**Text block**:
Born in 1738 in Northern Ireland, Robert Hanna, a merchant and farmer, immigrated to Pennsylvania’s Cumberland County. By 1770, he had relocated to Hempfield, where he joined other relatives in founding Hanna’s Town — destined to be the seat of newly formed Westmoreland County, in 1773.
Settlers met at the town in July 1774, responding to grievances in Boston against British abuse of colonial rights. They elected Robert Hanna and James Cavet as representatives to a convention in Philadelphia.
The resulting convention declared allegiance to the British king but denounced recent acts of Parliament, including closure of Boston’s port, and pledged the readiness of Pennsylvania residents to “cease all commercial intercourse with Great Britain if necessary to secure repeal of the obnoxious laws,” according to “Old Westmoreland: A History of Western Pennsylvania During the Revolution” by Edgar W. Hassler, published in 1900.
In 1775, Hanna and Cavet were among Westmoreland court justices who refused to relinquish their judicial power to a rival Virginia-backed court in Pittsburgh. As a result, the pair were jailed for more than three months, until about June 20, when they were freed by a posse of 20 men led by the Westmoreland sheriff.
Because of his confinement in jail, Hanna was unable to participate in the May 16, 1775 approval of the Hanna’s Town Resolves, which was a reaction to the first shots fired in the Revolutionary War the previous month at Concord and Lexington.
Those assembled at Hanna’s Town declared their determination “to maintain and defend our just rights… wantonly violated in many instances by wicked Ministry and a corrupt Parliament,” as noted in “The Planting of Civilization in Western Pennsylvania,” a 1939 volume by Solon J. Buck and Elizabeth Hawthorn Buck.
As the Revolutionary War approached its end, Hanna’s Town was burnt by Native Americans and their British allies on July 13, 1782. Just two buildings remained, including the log structure where court sessions were held.
Just one death was reported at Hanna’s Town, where most residents sheltered in a stockade after people harvesting outlying fields gave advance warning of the attack. A 16-year-old girl was mortally wounded when she exposed herself to enemy fire in order to rescue an infant, Hassler noted.
But, at nearby Miller’s Station, 11 settlers were killed in an attack that surprised people who had gathered for a wedding the previous day. According to Hassler, Robert Hanna’s wife, and a daughter, Jennie, were among four captives taken to Canada and finally released at the conclusion of the war.

**Data section**:

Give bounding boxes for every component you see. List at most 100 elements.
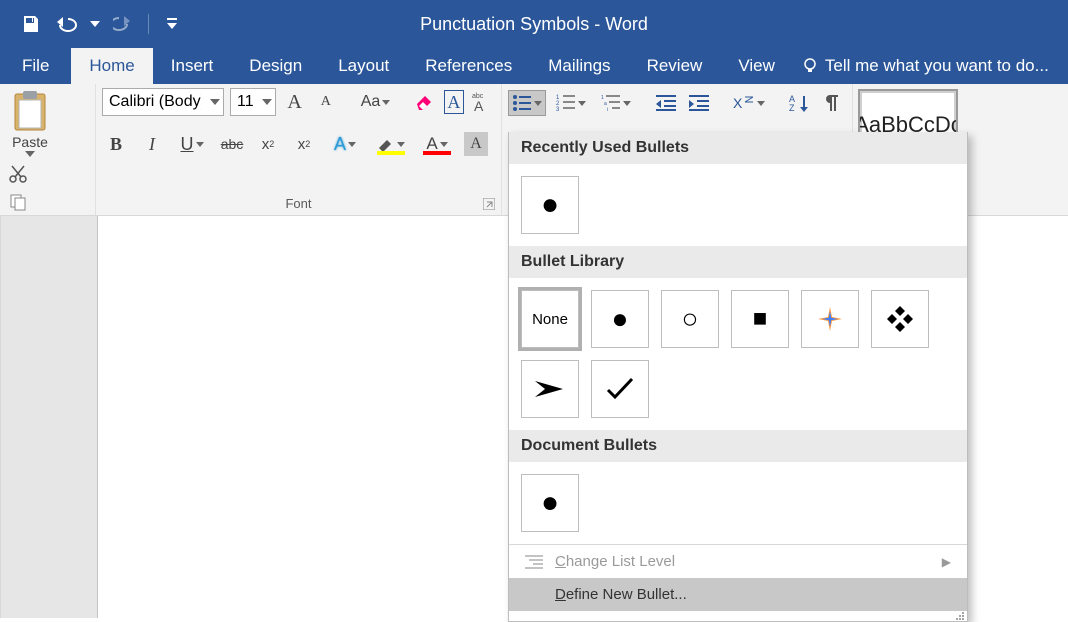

**Request 1**:
Using the Hanna's Town text, answer these:
(a) In what year did Hanna's Town become the seat of Westmoreland County?
(b) How many men made up the posse that freed Hanna and Cavet from jail?
(c) On what date was Hanna's Town burnt?
**Request 2**: According to the Hanna's Town text, why did Robert Hanna not take part in the May 16, 1775 approval of the Hanna's Town Resolves?
The listing has no connection to the Hanna's Town text.

**Right answer 1**:
(a) 1773
(b) 20
(c) July 13, 1782

**Right answer 2**: Hanna was confined in jail at the time. He and James Cavet had been jailed because, as Westmoreland court justices, they refused to relinquish their judicial power to a rival Virginia-backed court in Pittsburgh. They remained there for more than three months, until about June 20.